What is needed
All the records that follow need to be reproduced exactly. Omit the images.

Recorded data:
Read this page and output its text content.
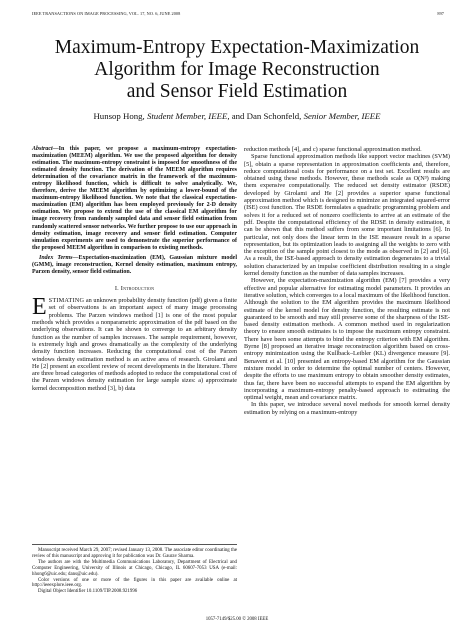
IEEE TRANSACTIONS ON IMAGE PROCESSING, VOL. 17, NO. 6, JUNE 2008	897
Maximum-Entropy Expectation-Maximization
Algorithm for Image Reconstruction
and Sensor Field Estimation
Hunsop Hong, Student Member, IEEE, and Dan Schonfeld, Senior Member, IEEE
Abstract—In this paper, we propose a maximum-entropy expectation-maximization (MEEM) algorithm. We use the proposed algorithm for density estimation. The maximum-entropy constraint is imposed for smoothness of the estimated density function. The derivation of the MEEM algorithm requires determination of the covariance matrix in the framework of the maximum-entropy likelihood function, which is difficult to solve analytically. We, therefore, derive the MEEM algorithm by optimizing a lower-bound of the maximum-entropy likelihood function. We note that the classical expectation-maximization (EM) algorithm has been employed previously for 2-D density estimation. We propose to extend the use of the classical EM algorithm for image recovery from randomly sampled data and sensor field estimation from randomly scattered sensor networks. We further propose to use our approach in density estimation, image recovery and sensor field estimation. Computer simulation experiments are used to demonstrate the superior performance of the proposed MEEM algorithm in comparison to existing methods.
Index Terms—Expectation-maximization (EM), Gaussian mixture model (GMM), image reconstruction, Kernel density estimation, maximum entropy, Parzen density, sensor field estimation.
I. Introduction
ESTIMATING an unknown probability density function (pdf) given a finite set of observations is an important aspect of many image processing problems. The Parzen windows method [1] is one of the most popular methods which provides a nonparametric approximation of the pdf based on the underlying observations. It can be shown to converge to an arbitrary density function as the number of samples increases. The sample requirement, however, is extremely high and grows dramatically as the complexity of the underlying density function increases. Reducing the computational cost of the Parzen windows density estimation method is an active area of research. Girolami and He [2] present an excellent review of recent developments in the literature. There are three broad categories of methods adopted to reduce the computational cost of the Parzen windows density estimation for large sample sizes: a) approximate kernel decomposition method [3], b) data

Manuscript received March 29, 2007; revised January 13, 2008. The associate editor coordinating the review of this manuscript and approving it for publication was Dr. Gaurav Sharma.

The authors are with the Multimedia Communications Laboratory, Department of Electrical and Computer Engineering, University of Illinois at Chicago, Chicago, IL 60607-7053 USA (e-mail: hhong6@uic.edu; dans@uic.edu).

Color versions of one or more of the figures in this paper are available online at http://ieeexplore.ieee.org.

Digital Object Identifier 10.1109/TIP.2008.921996

reduction methods [4], and c) sparse functional approximation method.

Sparse functional approximation methods like support vector machines (SVM) [5], obtain a sparse representation in approximation coefficients and, therefore, reduce computational costs for performance on a test set. Excellent results are obtained using these methods. However, these methods scale as O(N³) making them expensive computationally. The reduced set density estimator (RSDE) developed by Girolami and He [2] provides a superior sparse functional approximation method which is designed to minimize an integrated squared-error (ISE) cost function. The RSDE formulates a quadratic programming problem and solves it for a reduced set of nonzero coefficients to arrive at an estimate of the pdf. Despite the computational efficiency of the RDSE in density estimation, it can be shown that this method suffers from some important limitations [6]. In particular, not only does the linear term in the ISE measure result in a sparse representation, but its optimization leads to assigning all the weights to zero with the exception of the sample point closest to the mode as observed in [2] and [6]. As a result, the ISE-based approach to density estimation degenerates to a trivial solution characterized by an impulse coefficient distribution resulting in a single kernel density function as the number of data samples increases.

However, the expectation-maximization algorithm (EM) [7] provides a very effective and popular alternative for estimating model parameters. It provides an iterative solution, which converges to a local maximum of the likelihood function. Although the solution to the EM algorithm provides the maximum likelihood estimate of the kernel model for density function, the resulting estimate is not guaranteed to be smooth and may still preserve some of the sharpness of the ISE-based density estimation methods. A common method used in regularization theory to ensure smooth estimates is to impose the maximum entropy constraint. There have been some attempts to bind the entropy criterion with EM algorithm. Byrne [8] proposed an iterative image reconstruction algorithm based on cross-entropy minimization using the Kullback–Leibler (KL) divergence measure [9]. Benavent et al. [10] presented an entropy-based EM algorithm for the Gaussian mixture model in order to determine the optimal number of centers. However, despite the efforts to use maximum entropy to obtain smoother density estimates, thus far, there have been no successful attempts to expand the EM algorithm by incorporating a maximum-entropy penalty-based approach to estimating the optimal weight, mean and covariance matrix.

In this paper, we introduce several novel methods for smooth kernel density estimation by relying on a maximum-entropy

1057-7149/$25.00 © 2008 IEEE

Solution to the problem
Read this page and output its text content.
IEEE TRANSACTIONS ON IMAGE PROCESSING, VOL. 17, NO. 6, JUNE 2008	897
Maximum-Entropy Expectation-Maximization
Algorithm for Image Reconstruction
and Sensor Field Estimation
Hunsop Hong, Student Member, IEEE, and Dan Schonfeld, Senior Member, IEEE
Abstract—In this paper, we propose a maximum-entropy expectation-maximization (MEEM) algorithm. We use the proposed algorithm for density estimation. The maximum-entropy constraint is imposed for smoothness of the estimated density function. The derivation of the MEEM algorithm requires determination of the covariance matrix in the framework of the maximum-entropy likelihood function, which is difficult to solve analytically. We, therefore, derive the MEEM algorithm by optimizing a lower-bound of the maximum-entropy likelihood function. We note that the classical expectation-maximization (EM) algorithm has been employed previously for 2-D density estimation. We propose to extend the use of the classical EM algorithm for image recovery from randomly sampled data and sensor field estimation from randomly scattered sensor networks. We further propose to use our approach in density estimation, image recovery and sensor field estimation. Computer simulation experiments are used to demonstrate the superior performance of the proposed MEEM algorithm in comparison to existing methods.
Index Terms—Expectation-maximization (EM), Gaussian mixture model (GMM), image reconstruction, Kernel density estimation, maximum entropy, Parzen density, sensor field estimation.
I. Introduction
ESTIMATING an unknown probability density function (pdf) given a finite set of observations is an important aspect of many image processing problems. The Parzen windows method [1] is one of the most popular methods which provides a nonparametric approximation of the pdf based on the underlying observations. It can be shown to converge to an arbitrary density function as the number of samples increases. The sample requirement, however, is extremely high and grows dramatically as the complexity of the underlying density function increases. Reducing the computational cost of the Parzen windows density estimation method is an active area of research. Girolami and He [2] present an excellent review of recent developments in the literature. There are three broad categories of methods adopted to reduce the computational cost of the Parzen windows density estimation for large sample sizes: a) approximate kernel decomposition method [3], b) data

Manuscript received March 29, 2007; revised January 13, 2008. The associate editor coordinating the review of this manuscript and approving it for publication was Dr. Gaurav Sharma.

The authors are with the Multimedia Communications Laboratory, Department of Electrical and Computer Engineering, University of Illinois at Chicago, Chicago, IL 60607-7053 USA (e-mail: hhong6@uic.edu; dans@uic.edu).

Color versions of one or more of the figures in this paper are available online at http://ieeexplore.ieee.org.

Digital Object Identifier 10.1109/TIP.2008.921996

reduction methods [4], and c) sparse functional approximation method.

Sparse functional approximation methods like support vector machines (SVM) [5], obtain a sparse representation in approximation coefficients and, therefore, reduce computational costs for performance on a test set. Excellent results are obtained using these methods. However, these methods scale as O(N³) making them expensive computationally. The reduced set density estimator (RSDE) developed by Girolami and He [2] provides a superior sparse functional approximation method which is designed to minimize an integrated squared-error (ISE) cost function. The RSDE formulates a quadratic programming problem and solves it for a reduced set of nonzero coefficients to arrive at an estimate of the pdf. Despite the computational efficiency of the RDSE in density estimation, it can be shown that this method suffers from some important limitations [6]. In particular, not only does the linear term in the ISE measure result in a sparse representation, but its optimization leads to assigning all the weights to zero with the exception of the sample point closest to the mode as observed in [2] and [6]. As a result, the ISE-based approach to density estimation degenerates to a trivial solution characterized by an impulse coefficient distribution resulting in a single kernel density function as the number of data samples increases.

However, the expectation-maximization algorithm (EM) [7] provides a very effective and popular alternative for estimating model parameters. It provides an iterative solution, which converges to a local maximum of the likelihood function. Although the solution to the EM algorithm provides the maximum likelihood estimate of the kernel model for density function, the resulting estimate is not guaranteed to be smooth and may still preserve some of the sharpness of the ISE-based density estimation methods. A common method used in regularization theory to ensure smooth estimates is to impose the maximum entropy constraint. There have been some attempts to bind the entropy criterion with EM algorithm. Byrne [8] proposed an iterative image reconstruction algorithm based on cross-entropy minimization using the Kullback–Leibler (KL) divergence measure [9]. Benavent et al. [10] presented an entropy-based EM algorithm for the Gaussian mixture model in order to determine the optimal number of centers. However, despite the efforts to use maximum entropy to obtain smoother density estimates, thus far, there have been no successful attempts to expand the EM algorithm by incorporating a maximum-entropy penalty-based approach to estimating the optimal weight, mean and covariance matrix.

In this paper, we introduce several novel methods for smooth kernel density estimation by relying on a maximum-entropy

1057-7149/$25.00 © 2008 IEEE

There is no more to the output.